Objective
Every line below must be reproduced exactly. Copy them all.

[Items from a dataset]
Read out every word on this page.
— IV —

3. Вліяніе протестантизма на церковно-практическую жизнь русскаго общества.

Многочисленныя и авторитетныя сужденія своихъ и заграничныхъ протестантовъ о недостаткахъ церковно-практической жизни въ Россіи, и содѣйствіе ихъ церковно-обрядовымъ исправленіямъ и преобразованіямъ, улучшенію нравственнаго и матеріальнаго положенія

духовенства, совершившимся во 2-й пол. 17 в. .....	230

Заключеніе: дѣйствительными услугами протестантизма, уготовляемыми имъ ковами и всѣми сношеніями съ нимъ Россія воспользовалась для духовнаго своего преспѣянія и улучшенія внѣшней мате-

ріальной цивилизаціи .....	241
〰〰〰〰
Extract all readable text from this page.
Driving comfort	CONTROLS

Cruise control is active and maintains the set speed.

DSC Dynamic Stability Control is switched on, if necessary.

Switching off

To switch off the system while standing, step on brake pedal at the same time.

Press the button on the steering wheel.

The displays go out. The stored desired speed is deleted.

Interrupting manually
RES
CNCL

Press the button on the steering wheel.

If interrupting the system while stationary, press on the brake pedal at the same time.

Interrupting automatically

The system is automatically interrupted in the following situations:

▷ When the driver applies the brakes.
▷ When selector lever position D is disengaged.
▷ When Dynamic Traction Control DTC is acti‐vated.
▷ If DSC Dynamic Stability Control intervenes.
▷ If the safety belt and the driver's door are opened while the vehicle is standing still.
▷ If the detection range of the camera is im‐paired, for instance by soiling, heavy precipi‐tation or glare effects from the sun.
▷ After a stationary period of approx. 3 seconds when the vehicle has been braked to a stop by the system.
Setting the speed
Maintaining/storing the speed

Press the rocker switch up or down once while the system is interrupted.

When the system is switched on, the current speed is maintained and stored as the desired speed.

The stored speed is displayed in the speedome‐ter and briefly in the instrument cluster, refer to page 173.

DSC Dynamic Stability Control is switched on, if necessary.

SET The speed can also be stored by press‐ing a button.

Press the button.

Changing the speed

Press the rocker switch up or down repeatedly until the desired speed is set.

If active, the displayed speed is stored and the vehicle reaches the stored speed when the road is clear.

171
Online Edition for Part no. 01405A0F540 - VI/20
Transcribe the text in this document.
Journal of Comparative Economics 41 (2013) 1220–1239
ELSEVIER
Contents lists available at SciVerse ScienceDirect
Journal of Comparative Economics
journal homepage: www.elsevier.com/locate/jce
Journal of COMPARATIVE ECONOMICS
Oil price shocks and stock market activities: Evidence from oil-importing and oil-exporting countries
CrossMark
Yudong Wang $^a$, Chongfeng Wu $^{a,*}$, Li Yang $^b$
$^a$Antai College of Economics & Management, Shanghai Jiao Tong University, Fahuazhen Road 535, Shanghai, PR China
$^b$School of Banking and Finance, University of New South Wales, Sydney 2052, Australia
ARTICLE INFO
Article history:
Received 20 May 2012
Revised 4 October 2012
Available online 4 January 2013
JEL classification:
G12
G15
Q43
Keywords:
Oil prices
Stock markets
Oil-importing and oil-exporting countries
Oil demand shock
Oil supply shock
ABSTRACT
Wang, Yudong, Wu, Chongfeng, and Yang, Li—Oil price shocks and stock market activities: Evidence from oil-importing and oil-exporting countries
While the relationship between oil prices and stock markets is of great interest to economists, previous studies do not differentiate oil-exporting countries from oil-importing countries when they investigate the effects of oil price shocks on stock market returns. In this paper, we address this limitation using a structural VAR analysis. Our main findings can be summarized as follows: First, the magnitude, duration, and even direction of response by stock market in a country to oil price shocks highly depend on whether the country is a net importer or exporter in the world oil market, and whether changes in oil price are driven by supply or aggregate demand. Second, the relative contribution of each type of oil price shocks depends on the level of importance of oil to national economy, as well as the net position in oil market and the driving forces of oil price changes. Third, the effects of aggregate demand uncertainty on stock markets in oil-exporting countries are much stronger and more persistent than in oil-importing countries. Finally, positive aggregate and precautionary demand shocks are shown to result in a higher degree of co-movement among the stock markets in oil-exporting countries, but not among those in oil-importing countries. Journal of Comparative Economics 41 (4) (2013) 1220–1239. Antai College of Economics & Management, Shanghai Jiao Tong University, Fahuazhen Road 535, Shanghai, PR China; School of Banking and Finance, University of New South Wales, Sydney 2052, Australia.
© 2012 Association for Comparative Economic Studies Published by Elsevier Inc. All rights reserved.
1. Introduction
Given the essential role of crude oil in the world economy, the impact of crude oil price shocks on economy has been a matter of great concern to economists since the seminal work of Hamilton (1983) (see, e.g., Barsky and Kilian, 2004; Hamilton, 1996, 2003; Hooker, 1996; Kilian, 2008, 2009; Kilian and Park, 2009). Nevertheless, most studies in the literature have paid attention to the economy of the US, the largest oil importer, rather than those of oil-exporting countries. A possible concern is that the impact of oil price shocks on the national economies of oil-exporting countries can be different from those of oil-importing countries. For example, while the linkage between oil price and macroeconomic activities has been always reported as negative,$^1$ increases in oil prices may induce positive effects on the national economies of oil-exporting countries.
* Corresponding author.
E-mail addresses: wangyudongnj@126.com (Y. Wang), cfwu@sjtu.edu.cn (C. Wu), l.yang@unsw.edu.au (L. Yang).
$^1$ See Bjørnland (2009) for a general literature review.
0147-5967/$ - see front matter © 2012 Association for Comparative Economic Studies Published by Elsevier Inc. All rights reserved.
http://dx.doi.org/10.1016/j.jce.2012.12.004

Complete answer
Read out every word on this page.
— IV —

3. Вліяніе протестантизма на церковно-практическую жизнь русскаго общества.

Многочисленныя и авторитетныя сужденія своихъ и заграничныхъ протестантовъ о недостаткахъ церковно-практической жизни въ Россіи, и содѣйствіе ихъ церковно-обрядовымъ исправленіямъ и преобразованіямъ, улучшенію нравственнаго и матеріальнаго положенія

духовенства, совершившимся во 2-й пол. 17 в. .....	230

Заключеніе: дѣйствительными услугами протестантизма, уготовляемыми имъ ковами и всѣми сношеніями съ нимъ Россія воспользовалась для духовнаго своего преспѣянія и улучшенія внѣшней мате-

ріальной цивилизаціи .....	241
〰〰〰〰
Extract all readable text from this page.
Driving comfort	CONTROLS

Cruise control is active and maintains the set speed.

DSC Dynamic Stability Control is switched on, if necessary.

Switching off

To switch off the system while standing, step on brake pedal at the same time.

Press the button on the steering wheel.

The displays go out. The stored desired speed is deleted.

Interrupting manually
RES
CNCL

Press the button on the steering wheel.

If interrupting the system while stationary, press on the brake pedal at the same time.

Interrupting automatically

The system is automatically interrupted in the following situations:

▷ When the driver applies the brakes.
▷ When selector lever position D is disengaged.
▷ When Dynamic Traction Control DTC is acti‐vated.
▷ If DSC Dynamic Stability Control intervenes.
▷ If the safety belt and the driver's door are opened while the vehicle is standing still.
▷ If the detection range of the camera is im‐paired, for instance by soiling, heavy precipi‐tation or glare effects from the sun.
▷ After a stationary period of approx. 3 seconds when the vehicle has been braked to a stop by the system.
Setting the speed
Maintaining/storing the speed

Press the rocker switch up or down once while the system is interrupted.

When the system is switched on, the current speed is maintained and stored as the desired speed.

The stored speed is displayed in the speedome‐ter and briefly in the instrument cluster, refer to page 173.

DSC Dynamic Stability Control is switched on, if necessary.

SET The speed can also be stored by press‐ing a button.

Press the button.

Changing the speed

Press the rocker switch up or down repeatedly until the desired speed is set.

If active, the displayed speed is stored and the vehicle reaches the stored speed when the road is clear.

171
Online Edition for Part no. 01405A0F540 - VI/20
Transcribe the text in this document.
Journal of Comparative Economics 41 (2013) 1220–1239
ELSEVIER
Contents lists available at SciVerse ScienceDirect
Journal of Comparative Economics
journal homepage: www.elsevier.com/locate/jce
Journal of COMPARATIVE ECONOMICS
Oil price shocks and stock market activities: Evidence from oil-importing and oil-exporting countries
CrossMark
Yudong Wang $^a$, Chongfeng Wu $^{a,*}$, Li Yang $^b$
$^a$Antai College of Economics & Management, Shanghai Jiao Tong University, Fahuazhen Road 535, Shanghai, PR China
$^b$School of Banking and Finance, University of New South Wales, Sydney 2052, Australia
ARTICLE INFO
Article history:
Received 20 May 2012
Revised 4 October 2012
Available online 4 January 2013
JEL classification:
G12
G15
Q43
Keywords:
Oil prices
Stock markets
Oil-importing and oil-exporting countries
Oil demand shock
Oil supply shock
ABSTRACT
Wang, Yudong, Wu, Chongfeng, and Yang, Li—Oil price shocks and stock market activities: Evidence from oil-importing and oil-exporting countries
While the relationship between oil prices and stock markets is of great interest to economists, previous studies do not differentiate oil-exporting countries from oil-importing countries when they investigate the effects of oil price shocks on stock market returns. In this paper, we address this limitation using a structural VAR analysis. Our main findings can be summarized as follows: First, the magnitude, duration, and even direction of response by stock market in a country to oil price shocks highly depend on whether the country is a net importer or exporter in the world oil market, and whether changes in oil price are driven by supply or aggregate demand. Second, the relative contribution of each type of oil price shocks depends on the level of importance of oil to national economy, as well as the net position in oil market and the driving forces of oil price changes. Third, the effects of aggregate demand uncertainty on stock markets in oil-exporting countries are much stronger and more persistent than in oil-importing countries. Finally, positive aggregate and precautionary demand shocks are shown to result in a higher degree of co-movement among the stock markets in oil-exporting countries, but not among those in oil-importing countries. Journal of Comparative Economics 41 (4) (2013) 1220–1239. Antai College of Economics & Management, Shanghai Jiao Tong University, Fahuazhen Road 535, Shanghai, PR China; School of Banking and Finance, University of New South Wales, Sydney 2052, Australia.
© 2012 Association for Comparative Economic Studies Published by Elsevier Inc. All rights reserved.
1. Introduction
Given the essential role of crude oil in the world economy, the impact of crude oil price shocks on economy has been a matter of great concern to economists since the seminal work of Hamilton (1983) (see, e.g., Barsky and Kilian, 2004; Hamilton, 1996, 2003; Hooker, 1996; Kilian, 2008, 2009; Kilian and Park, 2009). Nevertheless, most studies in the literature have paid attention to the economy of the US, the largest oil importer, rather than those of oil-exporting countries. A possible concern is that the impact of oil price shocks on the national economies of oil-exporting countries can be different from those of oil-importing countries. For example, while the linkage between oil price and macroeconomic activities has been always reported as negative,$^1$ increases in oil prices may induce positive effects on the national economies of oil-exporting countries.
* Corresponding author.
E-mail addresses: wangyudongnj@126.com (Y. Wang), cfwu@sjtu.edu.cn (C. Wu), l.yang@unsw.edu.au (L. Yang).
$^1$ See Bjørnland (2009) for a general literature review.
0147-5967/$ - see front matter © 2012 Association for Comparative Economic Studies Published by Elsevier Inc. All rights reserved.
http://dx.doi.org/10.1016/j.jce.2012.12.004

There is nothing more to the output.